>> start

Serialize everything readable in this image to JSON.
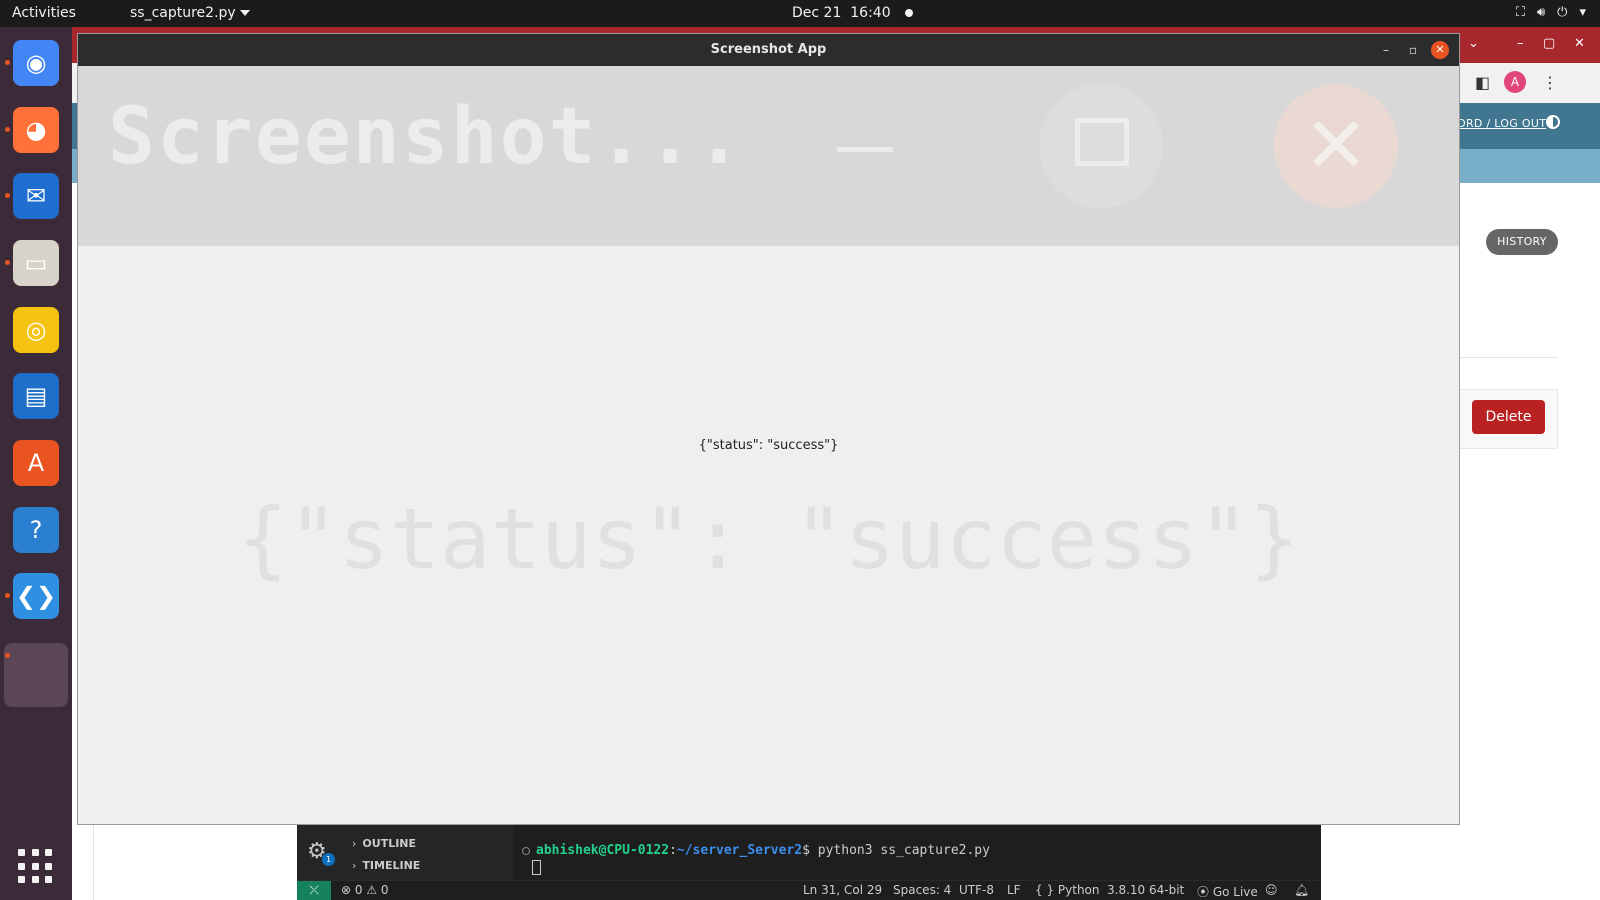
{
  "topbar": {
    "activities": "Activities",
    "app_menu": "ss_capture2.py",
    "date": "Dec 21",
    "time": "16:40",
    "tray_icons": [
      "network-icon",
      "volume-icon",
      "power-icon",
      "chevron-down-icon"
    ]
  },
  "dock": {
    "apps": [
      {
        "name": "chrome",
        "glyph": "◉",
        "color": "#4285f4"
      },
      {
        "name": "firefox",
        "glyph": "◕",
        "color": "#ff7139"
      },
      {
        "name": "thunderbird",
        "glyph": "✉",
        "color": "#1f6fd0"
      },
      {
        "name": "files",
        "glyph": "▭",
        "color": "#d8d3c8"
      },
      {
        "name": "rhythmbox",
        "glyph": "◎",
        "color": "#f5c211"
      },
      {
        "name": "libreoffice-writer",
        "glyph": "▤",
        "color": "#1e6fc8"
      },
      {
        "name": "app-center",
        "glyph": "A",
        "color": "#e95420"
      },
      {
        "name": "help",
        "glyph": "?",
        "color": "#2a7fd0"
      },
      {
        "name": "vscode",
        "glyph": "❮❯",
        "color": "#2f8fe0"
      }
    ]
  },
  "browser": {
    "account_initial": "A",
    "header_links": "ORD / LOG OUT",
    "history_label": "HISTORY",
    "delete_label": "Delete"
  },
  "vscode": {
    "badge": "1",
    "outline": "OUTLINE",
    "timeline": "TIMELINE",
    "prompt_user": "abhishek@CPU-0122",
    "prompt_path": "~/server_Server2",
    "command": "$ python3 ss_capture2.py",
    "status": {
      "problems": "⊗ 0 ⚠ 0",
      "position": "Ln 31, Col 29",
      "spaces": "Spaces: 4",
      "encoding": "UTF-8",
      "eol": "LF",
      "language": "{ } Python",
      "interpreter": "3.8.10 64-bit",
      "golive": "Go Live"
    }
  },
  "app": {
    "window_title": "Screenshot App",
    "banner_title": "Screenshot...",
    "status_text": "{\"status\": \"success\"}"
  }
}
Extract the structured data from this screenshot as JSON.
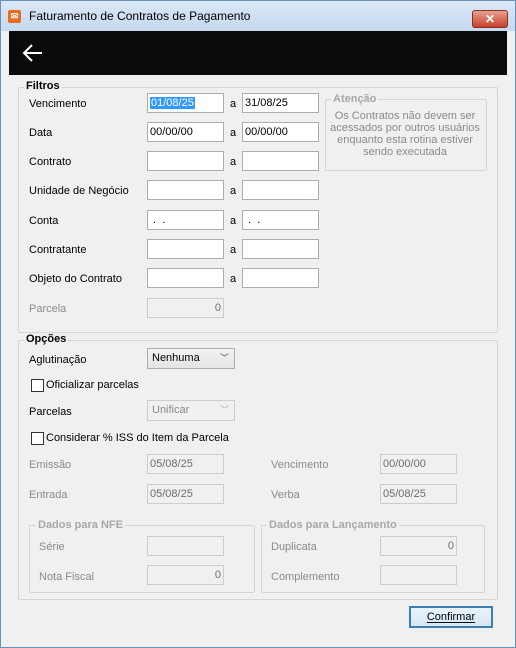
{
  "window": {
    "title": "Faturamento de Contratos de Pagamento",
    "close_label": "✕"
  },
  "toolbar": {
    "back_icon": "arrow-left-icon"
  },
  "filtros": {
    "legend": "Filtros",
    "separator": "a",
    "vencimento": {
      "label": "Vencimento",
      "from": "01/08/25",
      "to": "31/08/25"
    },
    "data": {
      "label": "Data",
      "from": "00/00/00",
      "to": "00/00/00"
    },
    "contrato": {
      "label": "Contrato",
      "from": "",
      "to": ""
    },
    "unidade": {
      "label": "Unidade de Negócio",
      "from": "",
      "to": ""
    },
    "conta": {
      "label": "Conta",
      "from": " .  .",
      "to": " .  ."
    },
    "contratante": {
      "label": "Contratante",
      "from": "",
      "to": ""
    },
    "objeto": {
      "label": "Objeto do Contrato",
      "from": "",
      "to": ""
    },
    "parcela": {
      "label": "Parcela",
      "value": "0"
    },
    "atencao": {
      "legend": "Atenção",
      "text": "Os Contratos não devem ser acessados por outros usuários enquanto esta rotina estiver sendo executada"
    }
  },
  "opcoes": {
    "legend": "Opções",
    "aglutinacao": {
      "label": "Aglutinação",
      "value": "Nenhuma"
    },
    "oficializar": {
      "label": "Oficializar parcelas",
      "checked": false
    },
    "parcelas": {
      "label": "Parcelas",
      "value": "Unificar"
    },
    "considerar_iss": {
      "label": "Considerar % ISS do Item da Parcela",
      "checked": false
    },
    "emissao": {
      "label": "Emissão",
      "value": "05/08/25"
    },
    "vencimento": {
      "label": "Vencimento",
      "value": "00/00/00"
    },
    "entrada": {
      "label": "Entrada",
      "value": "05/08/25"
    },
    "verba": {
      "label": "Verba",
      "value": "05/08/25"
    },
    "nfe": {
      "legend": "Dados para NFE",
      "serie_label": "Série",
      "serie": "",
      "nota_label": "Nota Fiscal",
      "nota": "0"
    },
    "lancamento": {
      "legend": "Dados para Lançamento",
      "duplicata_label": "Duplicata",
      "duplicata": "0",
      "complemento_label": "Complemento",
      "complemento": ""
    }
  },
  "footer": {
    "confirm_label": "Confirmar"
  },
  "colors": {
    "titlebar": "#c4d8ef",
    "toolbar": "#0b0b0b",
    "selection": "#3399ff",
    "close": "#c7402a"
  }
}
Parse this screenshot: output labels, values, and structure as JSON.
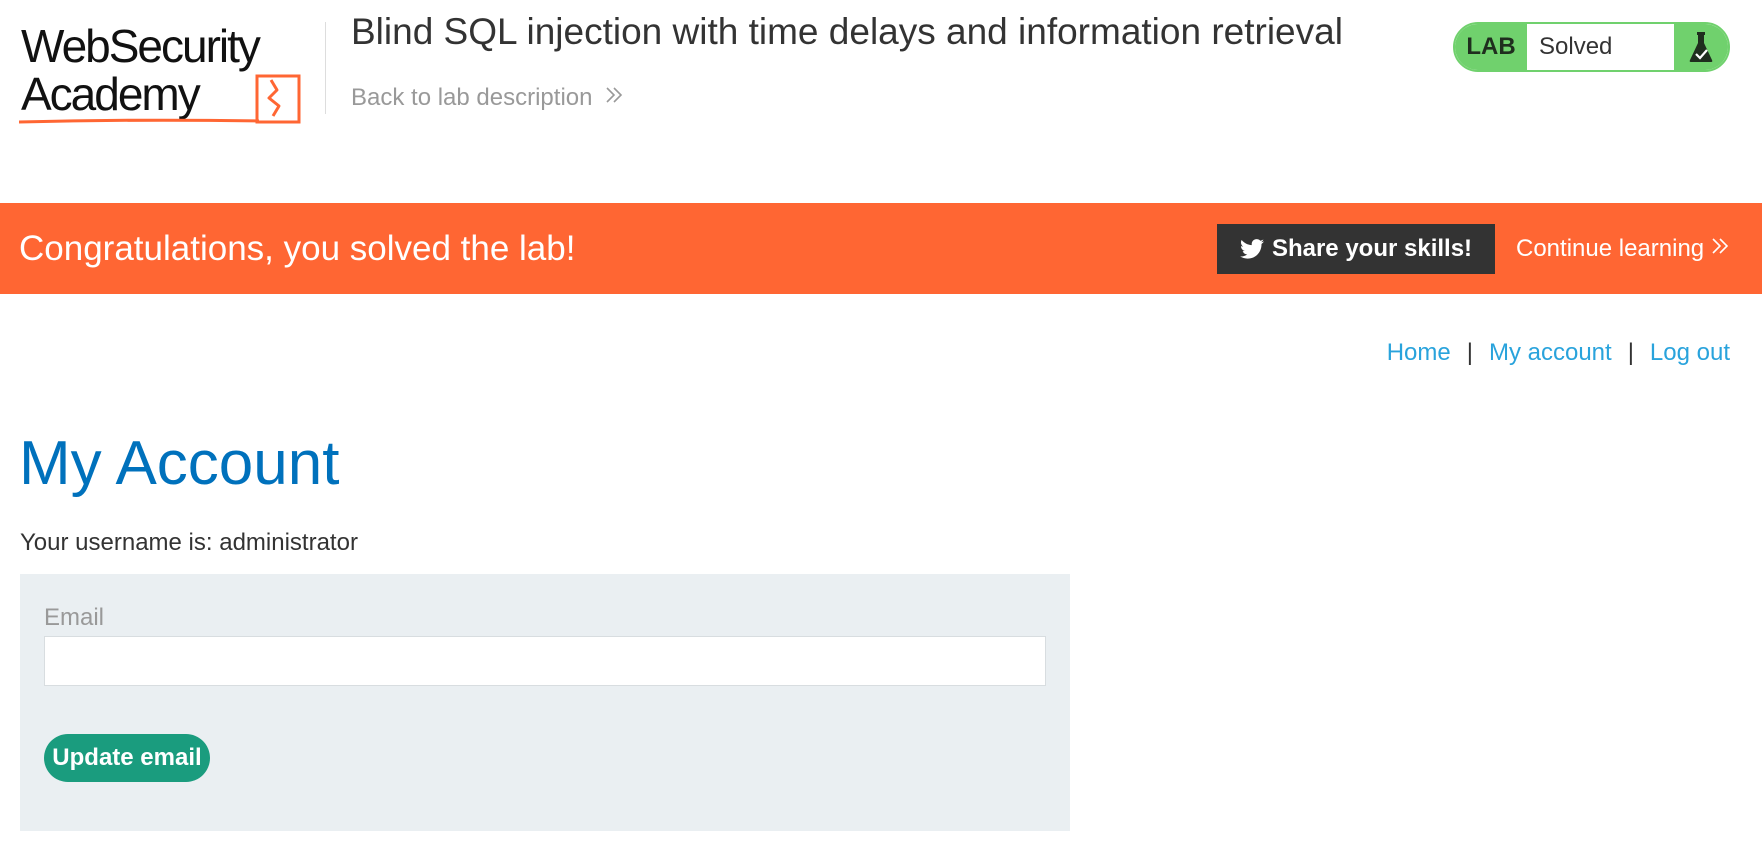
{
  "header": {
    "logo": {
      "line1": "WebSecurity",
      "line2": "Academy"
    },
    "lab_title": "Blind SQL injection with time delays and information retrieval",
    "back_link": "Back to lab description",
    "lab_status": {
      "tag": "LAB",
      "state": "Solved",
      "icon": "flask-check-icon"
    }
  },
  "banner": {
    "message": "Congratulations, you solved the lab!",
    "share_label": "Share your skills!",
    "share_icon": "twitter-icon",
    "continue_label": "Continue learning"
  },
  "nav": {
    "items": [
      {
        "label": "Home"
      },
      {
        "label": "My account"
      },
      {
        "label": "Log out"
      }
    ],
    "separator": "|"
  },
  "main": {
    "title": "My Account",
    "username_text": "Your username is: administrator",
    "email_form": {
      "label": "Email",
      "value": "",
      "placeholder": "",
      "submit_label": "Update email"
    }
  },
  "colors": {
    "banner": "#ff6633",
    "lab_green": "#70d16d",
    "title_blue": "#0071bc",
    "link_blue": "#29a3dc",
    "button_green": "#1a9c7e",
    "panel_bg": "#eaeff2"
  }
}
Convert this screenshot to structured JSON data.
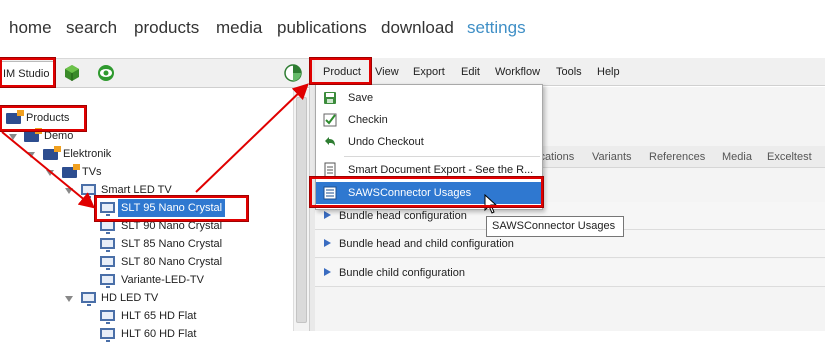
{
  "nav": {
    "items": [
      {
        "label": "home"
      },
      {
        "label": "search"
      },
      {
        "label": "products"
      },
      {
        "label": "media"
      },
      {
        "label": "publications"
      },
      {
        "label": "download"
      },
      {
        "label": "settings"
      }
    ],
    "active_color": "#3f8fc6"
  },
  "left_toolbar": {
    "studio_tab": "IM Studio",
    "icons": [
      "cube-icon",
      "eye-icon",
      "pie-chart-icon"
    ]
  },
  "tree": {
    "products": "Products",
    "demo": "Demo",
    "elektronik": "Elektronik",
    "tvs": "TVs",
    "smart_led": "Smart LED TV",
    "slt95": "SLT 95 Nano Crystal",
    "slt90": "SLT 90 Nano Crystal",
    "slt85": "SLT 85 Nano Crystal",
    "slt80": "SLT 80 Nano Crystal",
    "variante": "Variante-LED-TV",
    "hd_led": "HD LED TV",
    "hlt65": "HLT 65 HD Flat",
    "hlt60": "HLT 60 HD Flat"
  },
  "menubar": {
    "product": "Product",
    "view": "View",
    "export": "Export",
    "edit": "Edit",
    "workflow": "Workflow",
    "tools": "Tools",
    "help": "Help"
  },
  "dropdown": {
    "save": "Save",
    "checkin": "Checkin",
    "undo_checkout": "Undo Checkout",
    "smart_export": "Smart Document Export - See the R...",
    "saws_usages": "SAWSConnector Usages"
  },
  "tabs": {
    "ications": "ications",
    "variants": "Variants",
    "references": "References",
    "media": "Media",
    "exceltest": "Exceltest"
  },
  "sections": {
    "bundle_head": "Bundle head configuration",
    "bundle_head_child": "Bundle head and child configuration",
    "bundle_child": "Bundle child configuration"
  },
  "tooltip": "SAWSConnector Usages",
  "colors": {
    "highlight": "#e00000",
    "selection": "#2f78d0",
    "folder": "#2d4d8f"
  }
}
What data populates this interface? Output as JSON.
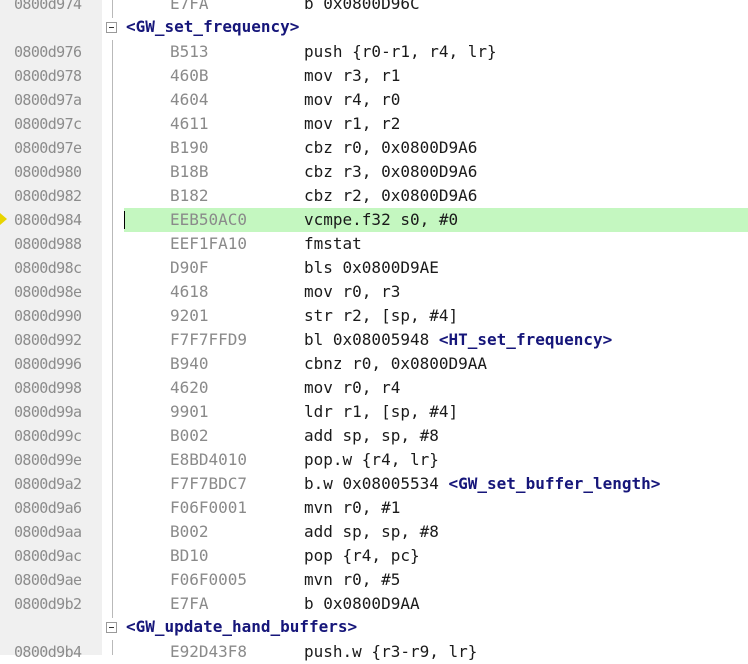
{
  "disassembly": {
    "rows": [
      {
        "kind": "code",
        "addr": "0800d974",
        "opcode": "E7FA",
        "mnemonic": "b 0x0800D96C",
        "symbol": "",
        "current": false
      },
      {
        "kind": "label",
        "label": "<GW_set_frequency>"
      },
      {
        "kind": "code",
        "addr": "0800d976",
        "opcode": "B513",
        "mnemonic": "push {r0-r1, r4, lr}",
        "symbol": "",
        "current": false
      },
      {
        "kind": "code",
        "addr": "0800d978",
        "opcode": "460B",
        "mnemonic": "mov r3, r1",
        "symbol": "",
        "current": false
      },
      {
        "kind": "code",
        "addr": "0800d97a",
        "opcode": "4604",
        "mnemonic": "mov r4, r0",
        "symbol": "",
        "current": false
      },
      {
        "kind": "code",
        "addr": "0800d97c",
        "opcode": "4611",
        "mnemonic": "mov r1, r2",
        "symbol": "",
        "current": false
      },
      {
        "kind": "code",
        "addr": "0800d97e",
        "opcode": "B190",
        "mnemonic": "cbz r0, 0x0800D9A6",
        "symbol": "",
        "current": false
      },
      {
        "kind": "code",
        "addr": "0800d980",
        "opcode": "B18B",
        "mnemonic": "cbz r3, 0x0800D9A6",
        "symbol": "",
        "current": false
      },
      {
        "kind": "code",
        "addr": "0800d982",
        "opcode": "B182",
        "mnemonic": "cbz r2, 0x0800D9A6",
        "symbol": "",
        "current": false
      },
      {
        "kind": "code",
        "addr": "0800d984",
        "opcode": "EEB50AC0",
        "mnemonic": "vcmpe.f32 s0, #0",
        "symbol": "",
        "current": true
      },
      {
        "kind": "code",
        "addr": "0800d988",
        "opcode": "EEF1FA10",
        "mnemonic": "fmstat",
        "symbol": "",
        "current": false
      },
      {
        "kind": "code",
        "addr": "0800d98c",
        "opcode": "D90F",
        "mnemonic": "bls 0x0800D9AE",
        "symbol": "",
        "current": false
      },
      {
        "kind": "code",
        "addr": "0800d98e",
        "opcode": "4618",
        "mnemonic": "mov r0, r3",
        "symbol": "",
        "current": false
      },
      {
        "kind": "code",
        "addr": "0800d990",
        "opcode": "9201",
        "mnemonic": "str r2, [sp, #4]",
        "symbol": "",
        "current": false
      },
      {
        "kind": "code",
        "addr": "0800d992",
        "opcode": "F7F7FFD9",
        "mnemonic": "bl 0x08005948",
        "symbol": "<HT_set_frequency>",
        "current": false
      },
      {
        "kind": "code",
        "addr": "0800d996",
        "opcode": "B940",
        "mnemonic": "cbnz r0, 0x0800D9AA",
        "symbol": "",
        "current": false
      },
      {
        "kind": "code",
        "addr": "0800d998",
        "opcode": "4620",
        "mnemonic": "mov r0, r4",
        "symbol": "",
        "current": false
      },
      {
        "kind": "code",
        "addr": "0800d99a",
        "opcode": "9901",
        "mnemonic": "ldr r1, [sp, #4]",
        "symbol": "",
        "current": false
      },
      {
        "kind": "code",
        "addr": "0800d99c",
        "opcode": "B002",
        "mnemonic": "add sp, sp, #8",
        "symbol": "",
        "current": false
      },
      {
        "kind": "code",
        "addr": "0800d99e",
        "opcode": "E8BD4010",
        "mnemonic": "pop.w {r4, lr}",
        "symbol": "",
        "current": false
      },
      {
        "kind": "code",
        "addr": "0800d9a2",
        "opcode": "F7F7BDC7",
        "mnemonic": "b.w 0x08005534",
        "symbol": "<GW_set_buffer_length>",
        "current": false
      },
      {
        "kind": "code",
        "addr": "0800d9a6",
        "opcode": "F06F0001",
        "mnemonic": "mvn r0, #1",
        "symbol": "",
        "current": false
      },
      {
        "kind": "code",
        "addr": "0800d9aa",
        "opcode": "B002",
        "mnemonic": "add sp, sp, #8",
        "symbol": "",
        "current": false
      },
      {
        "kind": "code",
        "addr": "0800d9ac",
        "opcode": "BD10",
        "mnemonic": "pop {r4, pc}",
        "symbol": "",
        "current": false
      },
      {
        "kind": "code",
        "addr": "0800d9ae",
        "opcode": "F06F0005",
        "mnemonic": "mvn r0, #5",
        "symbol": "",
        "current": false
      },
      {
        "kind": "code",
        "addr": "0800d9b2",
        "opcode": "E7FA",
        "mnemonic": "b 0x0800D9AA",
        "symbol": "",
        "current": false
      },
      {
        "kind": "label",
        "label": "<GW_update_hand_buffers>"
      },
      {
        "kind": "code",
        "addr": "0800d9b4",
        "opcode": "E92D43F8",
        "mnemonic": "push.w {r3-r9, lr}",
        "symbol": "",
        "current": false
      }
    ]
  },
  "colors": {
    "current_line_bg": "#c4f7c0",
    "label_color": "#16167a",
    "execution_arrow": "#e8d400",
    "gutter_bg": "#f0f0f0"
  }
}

>> end

=== Directive ===
Write only the number of lines that include "Crystal".

=== Response to this task ===
4